• _Extracted entries_:
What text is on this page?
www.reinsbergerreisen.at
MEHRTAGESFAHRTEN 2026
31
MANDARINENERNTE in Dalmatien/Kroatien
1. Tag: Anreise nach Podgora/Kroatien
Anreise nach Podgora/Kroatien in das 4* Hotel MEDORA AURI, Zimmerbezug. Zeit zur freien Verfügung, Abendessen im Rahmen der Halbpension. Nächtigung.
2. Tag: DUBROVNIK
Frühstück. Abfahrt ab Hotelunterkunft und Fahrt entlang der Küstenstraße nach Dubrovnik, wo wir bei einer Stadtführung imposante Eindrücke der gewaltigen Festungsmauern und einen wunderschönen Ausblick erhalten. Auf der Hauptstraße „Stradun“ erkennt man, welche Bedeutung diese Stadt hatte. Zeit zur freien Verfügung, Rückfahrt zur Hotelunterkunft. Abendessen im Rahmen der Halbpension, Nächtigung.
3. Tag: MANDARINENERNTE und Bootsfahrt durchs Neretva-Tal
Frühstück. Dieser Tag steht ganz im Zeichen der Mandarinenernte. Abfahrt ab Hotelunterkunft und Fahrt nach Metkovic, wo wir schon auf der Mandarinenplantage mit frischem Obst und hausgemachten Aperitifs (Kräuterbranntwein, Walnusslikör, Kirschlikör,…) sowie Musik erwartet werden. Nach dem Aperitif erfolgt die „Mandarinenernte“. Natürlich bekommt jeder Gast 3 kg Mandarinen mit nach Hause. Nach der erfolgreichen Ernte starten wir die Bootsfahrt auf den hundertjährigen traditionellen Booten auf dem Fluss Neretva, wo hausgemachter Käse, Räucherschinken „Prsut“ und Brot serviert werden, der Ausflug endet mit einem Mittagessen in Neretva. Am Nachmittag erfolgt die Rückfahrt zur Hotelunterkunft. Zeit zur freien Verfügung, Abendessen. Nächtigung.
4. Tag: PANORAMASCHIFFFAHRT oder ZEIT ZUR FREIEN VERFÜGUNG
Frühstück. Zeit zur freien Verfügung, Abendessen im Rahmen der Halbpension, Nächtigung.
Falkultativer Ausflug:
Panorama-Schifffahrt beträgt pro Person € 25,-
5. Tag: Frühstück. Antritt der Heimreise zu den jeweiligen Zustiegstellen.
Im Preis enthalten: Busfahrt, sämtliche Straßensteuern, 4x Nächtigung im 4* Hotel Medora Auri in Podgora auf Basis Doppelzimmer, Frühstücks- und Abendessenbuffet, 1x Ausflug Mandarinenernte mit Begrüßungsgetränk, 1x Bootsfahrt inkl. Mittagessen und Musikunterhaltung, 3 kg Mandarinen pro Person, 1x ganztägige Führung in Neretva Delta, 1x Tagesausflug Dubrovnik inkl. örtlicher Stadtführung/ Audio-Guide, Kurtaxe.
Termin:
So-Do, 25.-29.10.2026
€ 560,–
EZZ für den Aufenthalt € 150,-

• _Exercise prompt_:
Write every record out again, unaltered.

• _Solution to this problem_:
What text is on this page?
www.reinsbergerreisen.at
MEHRTAGESFAHRTEN 2026
31
MANDARINENERNTE in Dalmatien/Kroatien
1. Tag: Anreise nach Podgora/Kroatien
Anreise nach Podgora/Kroatien in das 4* Hotel MEDORA AURI, Zimmerbezug. Zeit zur freien Verfügung, Abendessen im Rahmen der Halbpension. Nächtigung.
2. Tag: DUBROVNIK
Frühstück. Abfahrt ab Hotelunterkunft und Fahrt entlang der Küstenstraße nach Dubrovnik, wo wir bei einer Stadtführung imposante Eindrücke der gewaltigen Festungsmauern und einen wunderschönen Ausblick erhalten. Auf der Hauptstraße „Stradun“ erkennt man, welche Bedeutung diese Stadt hatte. Zeit zur freien Verfügung, Rückfahrt zur Hotelunterkunft. Abendessen im Rahmen der Halbpension, Nächtigung.
3. Tag: MANDARINENERNTE und Bootsfahrt durchs Neretva-Tal
Frühstück. Dieser Tag steht ganz im Zeichen der Mandarinenernte. Abfahrt ab Hotelunterkunft und Fahrt nach Metkovic, wo wir schon auf der Mandarinenplantage mit frischem Obst und hausgemachten Aperitifs (Kräuterbranntwein, Walnusslikör, Kirschlikör,…) sowie Musik erwartet werden. Nach dem Aperitif erfolgt die „Mandarinenernte“. Natürlich bekommt jeder Gast 3 kg Mandarinen mit nach Hause. Nach der erfolgreichen Ernte starten wir die Bootsfahrt auf den hundertjährigen traditionellen Booten auf dem Fluss Neretva, wo hausgemachter Käse, Räucherschinken „Prsut“ und Brot serviert werden, der Ausflug endet mit einem Mittagessen in Neretva. Am Nachmittag erfolgt die Rückfahrt zur Hotelunterkunft. Zeit zur freien Verfügung, Abendessen. Nächtigung.
4. Tag: PANORAMASCHIFFFAHRT oder ZEIT ZUR FREIEN VERFÜGUNG
Frühstück. Zeit zur freien Verfügung, Abendessen im Rahmen der Halbpension, Nächtigung.
Falkultativer Ausflug:
Panorama-Schifffahrt beträgt pro Person € 25,-
5. Tag: Frühstück. Antritt der Heimreise zu den jeweiligen Zustiegstellen.
Im Preis enthalten: Busfahrt, sämtliche Straßensteuern, 4x Nächtigung im 4* Hotel Medora Auri in Podgora auf Basis Doppelzimmer, Frühstücks- und Abendessenbuffet, 1x Ausflug Mandarinenernte mit Begrüßungsgetränk, 1x Bootsfahrt inkl. Mittagessen und Musikunterhaltung, 3 kg Mandarinen pro Person, 1x ganztägige Führung in Neretva Delta, 1x Tagesausflug Dubrovnik inkl. örtlicher Stadtführung/ Audio-Guide, Kurtaxe.
Termin:
So-Do, 25.-29.10.2026
€ 560,–
EZZ für den Aufenthalt € 150,-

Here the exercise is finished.